» Required work: All records are to be retyped faithfully and completely.

» Recorded information:
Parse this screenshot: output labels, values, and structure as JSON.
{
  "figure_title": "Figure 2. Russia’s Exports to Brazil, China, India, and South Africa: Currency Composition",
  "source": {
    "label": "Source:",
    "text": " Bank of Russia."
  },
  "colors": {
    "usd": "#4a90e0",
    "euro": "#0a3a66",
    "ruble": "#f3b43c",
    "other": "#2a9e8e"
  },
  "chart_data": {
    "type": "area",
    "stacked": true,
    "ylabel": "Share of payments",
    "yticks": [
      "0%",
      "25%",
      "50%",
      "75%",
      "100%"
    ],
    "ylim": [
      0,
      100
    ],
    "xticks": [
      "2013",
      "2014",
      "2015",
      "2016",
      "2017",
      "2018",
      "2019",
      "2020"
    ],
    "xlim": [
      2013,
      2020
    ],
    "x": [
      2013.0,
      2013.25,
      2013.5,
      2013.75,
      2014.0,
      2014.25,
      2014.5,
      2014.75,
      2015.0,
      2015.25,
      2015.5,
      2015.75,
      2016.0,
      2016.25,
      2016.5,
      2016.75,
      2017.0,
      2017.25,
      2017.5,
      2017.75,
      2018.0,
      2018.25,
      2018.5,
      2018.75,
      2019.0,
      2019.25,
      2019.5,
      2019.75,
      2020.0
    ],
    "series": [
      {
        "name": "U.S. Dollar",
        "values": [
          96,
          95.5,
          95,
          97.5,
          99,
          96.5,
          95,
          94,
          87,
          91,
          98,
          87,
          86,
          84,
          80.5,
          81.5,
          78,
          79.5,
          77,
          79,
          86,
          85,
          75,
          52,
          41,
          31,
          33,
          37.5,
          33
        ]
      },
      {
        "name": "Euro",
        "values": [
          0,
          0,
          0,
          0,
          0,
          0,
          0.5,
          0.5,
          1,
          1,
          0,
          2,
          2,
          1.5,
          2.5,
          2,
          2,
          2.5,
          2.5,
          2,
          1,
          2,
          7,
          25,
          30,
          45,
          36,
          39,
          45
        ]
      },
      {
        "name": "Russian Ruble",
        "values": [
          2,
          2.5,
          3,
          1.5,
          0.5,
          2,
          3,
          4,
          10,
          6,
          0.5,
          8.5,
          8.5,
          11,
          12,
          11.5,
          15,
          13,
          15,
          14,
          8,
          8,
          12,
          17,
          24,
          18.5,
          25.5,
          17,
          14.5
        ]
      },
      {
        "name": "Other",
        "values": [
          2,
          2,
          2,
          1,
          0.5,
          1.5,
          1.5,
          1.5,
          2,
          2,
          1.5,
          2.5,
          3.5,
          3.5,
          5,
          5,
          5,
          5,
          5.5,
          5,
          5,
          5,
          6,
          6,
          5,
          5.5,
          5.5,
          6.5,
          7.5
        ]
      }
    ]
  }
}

» Full response:
Parse this screenshot: output labels, values, and structure as JSON.
{
  "figure_title": "Figure 2. Russia’s Exports to Brazil, China, India, and South Africa: Currency Composition",
  "source": {
    "label": "Source:",
    "text": " Bank of Russia."
  },
  "colors": {
    "usd": "#4a90e0",
    "euro": "#0a3a66",
    "ruble": "#f3b43c",
    "other": "#2a9e8e"
  },
  "chart_data": {
    "type": "area",
    "stacked": true,
    "ylabel": "Share of payments",
    "yticks": [
      "0%",
      "25%",
      "50%",
      "75%",
      "100%"
    ],
    "ylim": [
      0,
      100
    ],
    "xticks": [
      "2013",
      "2014",
      "2015",
      "2016",
      "2017",
      "2018",
      "2019",
      "2020"
    ],
    "xlim": [
      2013,
      2020
    ],
    "x": [
      2013.0,
      2013.25,
      2013.5,
      2013.75,
      2014.0,
      2014.25,
      2014.5,
      2014.75,
      2015.0,
      2015.25,
      2015.5,
      2015.75,
      2016.0,
      2016.25,
      2016.5,
      2016.75,
      2017.0,
      2017.25,
      2017.5,
      2017.75,
      2018.0,
      2018.25,
      2018.5,
      2018.75,
      2019.0,
      2019.25,
      2019.5,
      2019.75,
      2020.0
    ],
    "series": [
      {
        "name": "U.S. Dollar",
        "values": [
          96,
          95.5,
          95,
          97.5,
          99,
          96.5,
          95,
          94,
          87,
          91,
          98,
          87,
          86,
          84,
          80.5,
          81.5,
          78,
          79.5,
          77,
          79,
          86,
          85,
          75,
          52,
          41,
          31,
          33,
          37.5,
          33
        ]
      },
      {
        "name": "Euro",
        "values": [
          0,
          0,
          0,
          0,
          0,
          0,
          0.5,
          0.5,
          1,
          1,
          0,
          2,
          2,
          1.5,
          2.5,
          2,
          2,
          2.5,
          2.5,
          2,
          1,
          2,
          7,
          25,
          30,
          45,
          36,
          39,
          45
        ]
      },
      {
        "name": "Russian Ruble",
        "values": [
          2,
          2.5,
          3,
          1.5,
          0.5,
          2,
          3,
          4,
          10,
          6,
          0.5,
          8.5,
          8.5,
          11,
          12,
          11.5,
          15,
          13,
          15,
          14,
          8,
          8,
          12,
          17,
          24,
          18.5,
          25.5,
          17,
          14.5
        ]
      },
      {
        "name": "Other",
        "values": [
          2,
          2,
          2,
          1,
          0.5,
          1.5,
          1.5,
          1.5,
          2,
          2,
          1.5,
          2.5,
          3.5,
          3.5,
          5,
          5,
          5,
          5,
          5.5,
          5,
          5,
          5,
          6,
          6,
          5,
          5.5,
          5.5,
          6.5,
          7.5
        ]
      }
    ]
  }
}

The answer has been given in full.